*Brief:*
Pull every line containing the word "name" from the records.

*Exercise material:*
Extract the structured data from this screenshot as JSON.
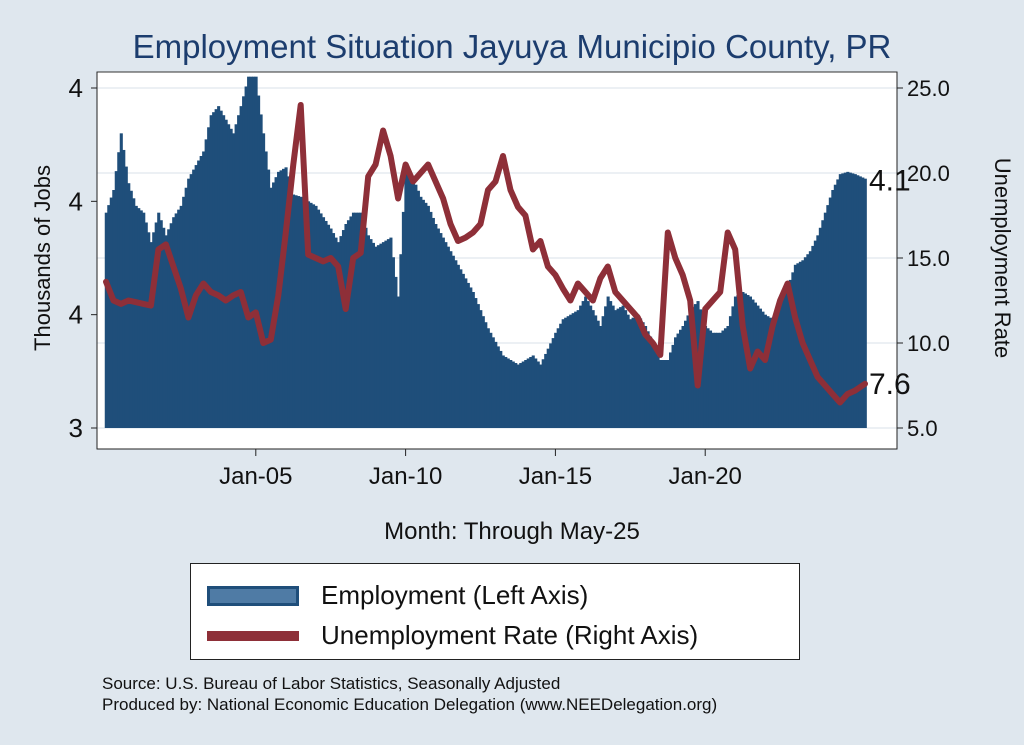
{
  "title": "Employment Situation Jayuya Municipio  County, PR",
  "chart_data": {
    "type": "bar+line",
    "x_label": "Month: Through May-25",
    "x_range": [
      "2000-01",
      "2025-05"
    ],
    "x_ticks": [
      "Jan-05",
      "Jan-10",
      "Jan-15",
      "Jan-20"
    ],
    "y_left": {
      "label": "Thousands of Jobs",
      "ticks": [
        "3",
        "4",
        "4",
        "4"
      ],
      "range": [
        3.0,
        4.5
      ]
    },
    "y_right": {
      "label": "Unemployment Rate",
      "ticks": [
        "5.0",
        "10.0",
        "15.0",
        "20.0",
        "25.0"
      ],
      "range": [
        5,
        25
      ]
    },
    "grid": true,
    "end_labels": {
      "employment": "4.1",
      "unemployment": "7.6"
    },
    "series": [
      {
        "name": "Employment (Left Axis)",
        "type": "bar",
        "axis": "left",
        "color": "#1f4e7a",
        "points": [
          [
            "2000-01",
            3.95
          ],
          [
            "2000-04",
            4.05
          ],
          [
            "2000-07",
            4.3
          ],
          [
            "2000-10",
            4.08
          ],
          [
            "2001-01",
            3.98
          ],
          [
            "2001-04",
            3.95
          ],
          [
            "2001-07",
            3.82
          ],
          [
            "2001-10",
            3.95
          ],
          [
            "2002-01",
            3.85
          ],
          [
            "2002-04",
            3.93
          ],
          [
            "2002-07",
            3.98
          ],
          [
            "2002-10",
            4.1
          ],
          [
            "2003-01",
            4.16
          ],
          [
            "2003-04",
            4.22
          ],
          [
            "2003-07",
            4.38
          ],
          [
            "2003-10",
            4.42
          ],
          [
            "2004-01",
            4.36
          ],
          [
            "2004-04",
            4.3
          ],
          [
            "2004-07",
            4.42
          ],
          [
            "2004-10",
            4.55
          ],
          [
            "2005-01",
            4.55
          ],
          [
            "2005-04",
            4.3
          ],
          [
            "2005-07",
            4.06
          ],
          [
            "2005-10",
            4.13
          ],
          [
            "2006-01",
            4.15
          ],
          [
            "2006-04",
            4.03
          ],
          [
            "2006-07",
            4.02
          ],
          [
            "2006-10",
            4.0
          ],
          [
            "2007-01",
            3.98
          ],
          [
            "2007-04",
            3.93
          ],
          [
            "2007-07",
            3.88
          ],
          [
            "2007-10",
            3.82
          ],
          [
            "2008-01",
            3.9
          ],
          [
            "2008-04",
            3.95
          ],
          [
            "2008-07",
            3.95
          ],
          [
            "2008-10",
            3.85
          ],
          [
            "2009-01",
            3.8
          ],
          [
            "2009-04",
            3.82
          ],
          [
            "2009-07",
            3.84
          ],
          [
            "2009-10",
            3.58
          ],
          [
            "2010-01",
            4.14
          ],
          [
            "2010-04",
            4.1
          ],
          [
            "2010-07",
            4.02
          ],
          [
            "2010-10",
            3.98
          ],
          [
            "2011-01",
            3.9
          ],
          [
            "2011-04",
            3.84
          ],
          [
            "2011-07",
            3.78
          ],
          [
            "2011-10",
            3.72
          ],
          [
            "2012-01",
            3.66
          ],
          [
            "2012-04",
            3.6
          ],
          [
            "2012-07",
            3.52
          ],
          [
            "2012-10",
            3.44
          ],
          [
            "2013-01",
            3.38
          ],
          [
            "2013-04",
            3.32
          ],
          [
            "2013-07",
            3.3
          ],
          [
            "2013-10",
            3.28
          ],
          [
            "2014-01",
            3.3
          ],
          [
            "2014-04",
            3.32
          ],
          [
            "2014-07",
            3.28
          ],
          [
            "2014-10",
            3.35
          ],
          [
            "2015-01",
            3.42
          ],
          [
            "2015-04",
            3.48
          ],
          [
            "2015-07",
            3.5
          ],
          [
            "2015-10",
            3.52
          ],
          [
            "2016-01",
            3.58
          ],
          [
            "2016-04",
            3.52
          ],
          [
            "2016-07",
            3.45
          ],
          [
            "2016-10",
            3.58
          ],
          [
            "2017-01",
            3.52
          ],
          [
            "2017-04",
            3.54
          ],
          [
            "2017-07",
            3.48
          ],
          [
            "2017-10",
            3.5
          ],
          [
            "2018-01",
            3.45
          ],
          [
            "2018-04",
            3.38
          ],
          [
            "2018-07",
            3.3
          ],
          [
            "2018-10",
            3.3
          ],
          [
            "2019-01",
            3.4
          ],
          [
            "2019-04",
            3.45
          ],
          [
            "2019-07",
            3.52
          ],
          [
            "2019-10",
            3.56
          ],
          [
            "2020-01",
            3.45
          ],
          [
            "2020-04",
            3.42
          ],
          [
            "2020-07",
            3.42
          ],
          [
            "2020-10",
            3.45
          ],
          [
            "2021-01",
            3.58
          ],
          [
            "2021-04",
            3.6
          ],
          [
            "2021-07",
            3.58
          ],
          [
            "2021-10",
            3.54
          ],
          [
            "2022-01",
            3.5
          ],
          [
            "2022-04",
            3.48
          ],
          [
            "2022-07",
            3.55
          ],
          [
            "2022-10",
            3.62
          ],
          [
            "2023-01",
            3.72
          ],
          [
            "2023-04",
            3.74
          ],
          [
            "2023-07",
            3.78
          ],
          [
            "2023-10",
            3.85
          ],
          [
            "2024-01",
            3.95
          ],
          [
            "2024-04",
            4.05
          ],
          [
            "2024-07",
            4.12
          ],
          [
            "2024-10",
            4.13
          ],
          [
            "2025-01",
            4.12
          ],
          [
            "2025-05",
            4.1
          ]
        ]
      },
      {
        "name": "Unemployment Rate (Right Axis)",
        "type": "line",
        "axis": "right",
        "color": "#8e2f38",
        "points": [
          [
            "2000-01",
            13.6
          ],
          [
            "2000-04",
            12.5
          ],
          [
            "2000-07",
            12.3
          ],
          [
            "2000-10",
            12.5
          ],
          [
            "2001-01",
            12.4
          ],
          [
            "2001-04",
            12.3
          ],
          [
            "2001-07",
            12.2
          ],
          [
            "2001-10",
            15.5
          ],
          [
            "2002-01",
            15.8
          ],
          [
            "2002-04",
            14.5
          ],
          [
            "2002-07",
            13.2
          ],
          [
            "2002-10",
            11.5
          ],
          [
            "2003-01",
            12.8
          ],
          [
            "2003-04",
            13.5
          ],
          [
            "2003-07",
            13.0
          ],
          [
            "2003-10",
            12.8
          ],
          [
            "2004-01",
            12.5
          ],
          [
            "2004-04",
            12.8
          ],
          [
            "2004-07",
            13.0
          ],
          [
            "2004-10",
            11.5
          ],
          [
            "2005-01",
            11.8
          ],
          [
            "2005-04",
            10.0
          ],
          [
            "2005-07",
            10.2
          ],
          [
            "2005-10",
            12.8
          ],
          [
            "2006-01",
            16.5
          ],
          [
            "2006-04",
            20.5
          ],
          [
            "2006-07",
            24.0
          ],
          [
            "2006-10",
            15.2
          ],
          [
            "2007-01",
            15.0
          ],
          [
            "2007-04",
            14.8
          ],
          [
            "2007-07",
            15.0
          ],
          [
            "2007-10",
            14.5
          ],
          [
            "2008-01",
            12.0
          ],
          [
            "2008-04",
            15.0
          ],
          [
            "2008-07",
            15.3
          ],
          [
            "2008-10",
            19.8
          ],
          [
            "2009-01",
            20.5
          ],
          [
            "2009-04",
            22.5
          ],
          [
            "2009-07",
            21.0
          ],
          [
            "2009-10",
            18.5
          ],
          [
            "2010-01",
            20.5
          ],
          [
            "2010-04",
            19.5
          ],
          [
            "2010-07",
            20.0
          ],
          [
            "2010-10",
            20.5
          ],
          [
            "2011-01",
            19.5
          ],
          [
            "2011-04",
            18.5
          ],
          [
            "2011-07",
            17.0
          ],
          [
            "2011-10",
            16.0
          ],
          [
            "2012-01",
            16.2
          ],
          [
            "2012-04",
            16.5
          ],
          [
            "2012-07",
            17.0
          ],
          [
            "2012-10",
            19.0
          ],
          [
            "2013-01",
            19.5
          ],
          [
            "2013-04",
            21.0
          ],
          [
            "2013-07",
            19.0
          ],
          [
            "2013-10",
            18.0
          ],
          [
            "2014-01",
            17.5
          ],
          [
            "2014-04",
            15.5
          ],
          [
            "2014-07",
            16.0
          ],
          [
            "2014-10",
            14.5
          ],
          [
            "2015-01",
            14.0
          ],
          [
            "2015-04",
            13.2
          ],
          [
            "2015-07",
            12.5
          ],
          [
            "2015-10",
            13.5
          ],
          [
            "2016-01",
            13.0
          ],
          [
            "2016-04",
            12.5
          ],
          [
            "2016-07",
            13.8
          ],
          [
            "2016-10",
            14.5
          ],
          [
            "2017-01",
            13.0
          ],
          [
            "2017-04",
            12.5
          ],
          [
            "2017-07",
            12.0
          ],
          [
            "2017-10",
            11.5
          ],
          [
            "2018-01",
            10.5
          ],
          [
            "2018-04",
            10.0
          ],
          [
            "2018-07",
            9.3
          ],
          [
            "2018-10",
            16.5
          ],
          [
            "2019-01",
            15.0
          ],
          [
            "2019-04",
            14.0
          ],
          [
            "2019-07",
            12.5
          ],
          [
            "2019-10",
            7.5
          ],
          [
            "2020-01",
            12.0
          ],
          [
            "2020-04",
            12.5
          ],
          [
            "2020-07",
            13.0
          ],
          [
            "2020-10",
            16.5
          ],
          [
            "2021-01",
            15.5
          ],
          [
            "2021-04",
            11.0
          ],
          [
            "2021-07",
            8.5
          ],
          [
            "2021-10",
            9.5
          ],
          [
            "2022-01",
            9.0
          ],
          [
            "2022-04",
            11.0
          ],
          [
            "2022-07",
            12.5
          ],
          [
            "2022-10",
            13.5
          ],
          [
            "2023-01",
            11.5
          ],
          [
            "2023-04",
            10.0
          ],
          [
            "2023-07",
            9.0
          ],
          [
            "2023-10",
            8.0
          ],
          [
            "2024-01",
            7.5
          ],
          [
            "2024-04",
            7.0
          ],
          [
            "2024-07",
            6.5
          ],
          [
            "2024-10",
            7.0
          ],
          [
            "2025-01",
            7.2
          ],
          [
            "2025-05",
            7.6
          ]
        ]
      }
    ]
  },
  "legend": {
    "employment_label": "Employment (Left Axis)",
    "unemployment_label": "Unemployment Rate (Right Axis)"
  },
  "source": {
    "line1": "Source: U.S. Bureau of Labor Statistics, Seasonally Adjusted",
    "line2": "Produced by: National Economic Education Delegation (www.NEEDelegation.org)"
  }
}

*Task answer:*
        "name": "Employment (Left Axis)",
        "name": "Unemployment Rate (Right Axis)",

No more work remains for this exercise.